** Begin **
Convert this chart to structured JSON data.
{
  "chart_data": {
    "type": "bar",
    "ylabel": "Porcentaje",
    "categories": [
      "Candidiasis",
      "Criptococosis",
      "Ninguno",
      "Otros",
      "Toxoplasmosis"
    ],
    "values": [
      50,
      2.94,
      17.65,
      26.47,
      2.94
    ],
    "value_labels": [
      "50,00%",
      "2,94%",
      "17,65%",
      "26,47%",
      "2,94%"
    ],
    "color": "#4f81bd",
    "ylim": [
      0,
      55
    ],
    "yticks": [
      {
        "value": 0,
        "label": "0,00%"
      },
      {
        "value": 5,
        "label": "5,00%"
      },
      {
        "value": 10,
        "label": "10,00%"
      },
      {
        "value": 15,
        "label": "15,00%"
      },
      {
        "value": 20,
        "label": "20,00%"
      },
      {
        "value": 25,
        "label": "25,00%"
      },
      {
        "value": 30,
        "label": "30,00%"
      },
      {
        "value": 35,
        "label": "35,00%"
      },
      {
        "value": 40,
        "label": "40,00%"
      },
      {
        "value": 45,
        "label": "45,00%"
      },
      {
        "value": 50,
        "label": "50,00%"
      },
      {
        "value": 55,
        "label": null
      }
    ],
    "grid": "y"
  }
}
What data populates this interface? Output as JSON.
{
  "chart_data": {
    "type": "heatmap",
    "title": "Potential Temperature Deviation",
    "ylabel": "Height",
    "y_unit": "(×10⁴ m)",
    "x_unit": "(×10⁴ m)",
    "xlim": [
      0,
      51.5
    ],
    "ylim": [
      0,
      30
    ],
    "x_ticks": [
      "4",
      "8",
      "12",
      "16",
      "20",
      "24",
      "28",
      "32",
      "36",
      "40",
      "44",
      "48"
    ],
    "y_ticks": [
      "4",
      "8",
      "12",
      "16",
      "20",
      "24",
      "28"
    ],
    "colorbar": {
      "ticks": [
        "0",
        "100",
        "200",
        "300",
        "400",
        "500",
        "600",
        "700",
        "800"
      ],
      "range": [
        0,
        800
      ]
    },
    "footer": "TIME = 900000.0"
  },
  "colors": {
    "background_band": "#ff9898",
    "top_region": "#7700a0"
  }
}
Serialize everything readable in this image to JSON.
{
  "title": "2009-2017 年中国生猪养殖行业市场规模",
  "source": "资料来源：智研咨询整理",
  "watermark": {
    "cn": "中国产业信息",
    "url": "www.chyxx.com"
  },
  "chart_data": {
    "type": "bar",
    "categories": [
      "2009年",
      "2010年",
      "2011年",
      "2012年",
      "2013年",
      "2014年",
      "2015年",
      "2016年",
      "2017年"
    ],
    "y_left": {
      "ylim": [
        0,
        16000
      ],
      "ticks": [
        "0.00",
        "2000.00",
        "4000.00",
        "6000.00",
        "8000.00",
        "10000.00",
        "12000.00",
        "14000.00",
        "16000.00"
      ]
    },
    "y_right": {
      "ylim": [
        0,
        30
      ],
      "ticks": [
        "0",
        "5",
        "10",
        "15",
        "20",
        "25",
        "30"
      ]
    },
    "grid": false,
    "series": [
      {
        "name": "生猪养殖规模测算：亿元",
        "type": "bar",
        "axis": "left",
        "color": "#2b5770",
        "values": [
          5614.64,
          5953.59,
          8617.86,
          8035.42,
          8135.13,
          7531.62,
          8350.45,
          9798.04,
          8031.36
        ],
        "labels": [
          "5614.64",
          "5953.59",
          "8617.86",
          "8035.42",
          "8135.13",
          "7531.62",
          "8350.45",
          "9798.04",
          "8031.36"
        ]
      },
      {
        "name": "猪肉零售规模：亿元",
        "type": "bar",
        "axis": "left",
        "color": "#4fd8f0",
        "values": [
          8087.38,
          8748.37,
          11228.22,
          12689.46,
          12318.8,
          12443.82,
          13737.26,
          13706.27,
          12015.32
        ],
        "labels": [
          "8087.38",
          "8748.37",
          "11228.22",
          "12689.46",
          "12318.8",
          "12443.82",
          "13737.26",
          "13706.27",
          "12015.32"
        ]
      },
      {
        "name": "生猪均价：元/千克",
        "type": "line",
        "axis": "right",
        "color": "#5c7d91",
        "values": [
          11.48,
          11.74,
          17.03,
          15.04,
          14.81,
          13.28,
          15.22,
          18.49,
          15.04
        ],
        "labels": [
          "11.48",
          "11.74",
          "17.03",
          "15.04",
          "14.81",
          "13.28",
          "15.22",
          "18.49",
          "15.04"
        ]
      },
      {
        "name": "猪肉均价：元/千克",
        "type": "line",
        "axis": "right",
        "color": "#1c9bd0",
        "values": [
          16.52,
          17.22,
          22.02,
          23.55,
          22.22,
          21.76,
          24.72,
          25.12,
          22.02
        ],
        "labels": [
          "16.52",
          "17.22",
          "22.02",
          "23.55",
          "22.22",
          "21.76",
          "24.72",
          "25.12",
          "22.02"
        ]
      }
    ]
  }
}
** End **
What you should do →
Restate every line of the data word for word.

Solution for this exercise →
Convert this chart to structured JSON data.
{
  "chart_data": {
    "type": "bar",
    "ylabel": "Porcentaje",
    "categories": [
      "Candidiasis",
      "Criptococosis",
      "Ninguno",
      "Otros",
      "Toxoplasmosis"
    ],
    "values": [
      50,
      2.94,
      17.65,
      26.47,
      2.94
    ],
    "value_labels": [
      "50,00%",
      "2,94%",
      "17,65%",
      "26,47%",
      "2,94%"
    ],
    "color": "#4f81bd",
    "ylim": [
      0,
      55
    ],
    "yticks": [
      {
        "value": 0,
        "label": "0,00%"
      },
      {
        "value": 5,
        "label": "5,00%"
      },
      {
        "value": 10,
        "label": "10,00%"
      },
      {
        "value": 15,
        "label": "15,00%"
      },
      {
        "value": 20,
        "label": "20,00%"
      },
      {
        "value": 25,
        "label": "25,00%"
      },
      {
        "value": 30,
        "label": "30,00%"
      },
      {
        "value": 35,
        "label": "35,00%"
      },
      {
        "value": 40,
        "label": "40,00%"
      },
      {
        "value": 45,
        "label": "45,00%"
      },
      {
        "value": 50,
        "label": "50,00%"
      },
      {
        "value": 55,
        "label": null
      }
    ],
    "grid": "y"
  }
}
What data populates this interface? Output as JSON.
{
  "chart_data": {
    "type": "heatmap",
    "title": "Potential Temperature Deviation",
    "ylabel": "Height",
    "y_unit": "(×10⁴ m)",
    "x_unit": "(×10⁴ m)",
    "xlim": [
      0,
      51.5
    ],
    "ylim": [
      0,
      30
    ],
    "x_ticks": [
      "4",
      "8",
      "12",
      "16",
      "20",
      "24",
      "28",
      "32",
      "36",
      "40",
      "44",
      "48"
    ],
    "y_ticks": [
      "4",
      "8",
      "12",
      "16",
      "20",
      "24",
      "28"
    ],
    "colorbar": {
      "ticks": [
        "0",
        "100",
        "200",
        "300",
        "400",
        "500",
        "600",
        "700",
        "800"
      ],
      "range": [
        0,
        800
      ]
    },
    "footer": "TIME = 900000.0"
  },
  "colors": {
    "background_band": "#ff9898",
    "top_region": "#7700a0"
  }
}
Serialize everything readable in this image to JSON.
{
  "title": "2009-2017 年中国生猪养殖行业市场规模",
  "source": "资料来源：智研咨询整理",
  "watermark": {
    "cn": "中国产业信息",
    "url": "www.chyxx.com"
  },
  "chart_data": {
    "type": "bar",
    "categories": [
      "2009年",
      "2010年",
      "2011年",
      "2012年",
      "2013年",
      "2014年",
      "2015年",
      "2016年",
      "2017年"
    ],
    "y_left": {
      "ylim": [
        0,
        16000
      ],
      "ticks": [
        "0.00",
        "2000.00",
        "4000.00",
        "6000.00",
        "8000.00",
        "10000.00",
        "12000.00",
        "14000.00",
        "16000.00"
      ]
    },
    "y_right": {
      "ylim": [
        0,
        30
      ],
      "ticks": [
        "0",
        "5",
        "10",
        "15",
        "20",
        "25",
        "30"
      ]
    },
    "grid": false,
    "series": [
      {
        "name": "生猪养殖规模测算：亿元",
        "type": "bar",
        "axis": "left",
        "color": "#2b5770",
        "values": [
          5614.64,
          5953.59,
          8617.86,
          8035.42,
          8135.13,
          7531.62,
          8350.45,
          9798.04,
          8031.36
        ],
        "labels": [
          "5614.64",
          "5953.59",
          "8617.86",
          "8035.42",
          "8135.13",
          "7531.62",
          "8350.45",
          "9798.04",
          "8031.36"
        ]
      },
      {
        "name": "猪肉零售规模：亿元",
        "type": "bar",
        "axis": "left",
        "color": "#4fd8f0",
        "values": [
          8087.38,
          8748.37,
          11228.22,
          12689.46,
          12318.8,
          12443.82,
          13737.26,
          13706.27,
          12015.32
        ],
        "labels": [
          "8087.38",
          "8748.37",
          "11228.22",
          "12689.46",
          "12318.8",
          "12443.82",
          "13737.26",
          "13706.27",
          "12015.32"
        ]
      },
      {
        "name": "生猪均价：元/千克",
        "type": "line",
        "axis": "right",
        "color": "#5c7d91",
        "values": [
          11.48,
          11.74,
          17.03,
          15.04,
          14.81,
          13.28,
          15.22,
          18.49,
          15.04
        ],
        "labels": [
          "11.48",
          "11.74",
          "17.03",
          "15.04",
          "14.81",
          "13.28",
          "15.22",
          "18.49",
          "15.04"
        ]
      },
      {
        "name": "猪肉均价：元/千克",
        "type": "line",
        "axis": "right",
        "color": "#1c9bd0",
        "values": [
          16.52,
          17.22,
          22.02,
          23.55,
          22.22,
          21.76,
          24.72,
          25.12,
          22.02
        ],
        "labels": [
          "16.52",
          "17.22",
          "22.02",
          "23.55",
          "22.22",
          "21.76",
          "24.72",
          "25.12",
          "22.02"
        ]
      }
    ]
  }
}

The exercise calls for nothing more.